PROVIDED TEXT:
════════

Will government solutions create a new set of problems?
KEVIN Rudd has adopted a firm war footing as Australia confronts the equivalent of a rolling national security crisis.
KEVIN Rudd has adopted a firm war footing as Australia confronts the equivalent of a rolling national security crisis.
The GFC is the enemy, he says. The GFC, if you are not familiar with it, is the new lingua franca as world leaders grapple with what the rest of us call the global financial crisis. Politicians tell us these are extraordinary times. The world has changed and we are in new territory with the global credit freeze. Fear has gripped the markets. Banks are teetering, investors are nervous, consumers are wary, business is slowing.
Long-time market watchers say they have never seen such a crisis of confidence. Long-time opponents of free-markets cheer from the side-lines with “I told you so” smiles. We are all Keynesians now, they shout over at Fairfax, happy to see government back in the business of running business. And it’s true that government stimulus is required. As Nancy Koehn, a historian at the Harvard Business School said, "the goal is to get the engine of capitalism going as productively as possible. Ideology is a luxury good in times of crisis."

════════

SUPPLIED INFORMATION:
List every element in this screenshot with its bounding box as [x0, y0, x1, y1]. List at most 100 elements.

════════

TASK TO CARRY OUT: Transcribe the passage from the article on government responses to the financial crisis, between "The GFC is the" and "business is slowing.", inclusive.

REPLY:
The GFC is the enemy, he says. The GFC, if you are not familiar with it, is the new lingua franca as world leaders grapple with what the rest of us call the global financial crisis. Politicians tell us these are extraordinary times. The world has changed and we are in new territory with the global credit freeze. Fear has gripped the markets. Banks are teetering, investors are nervous, consumers are wary, business is slowing.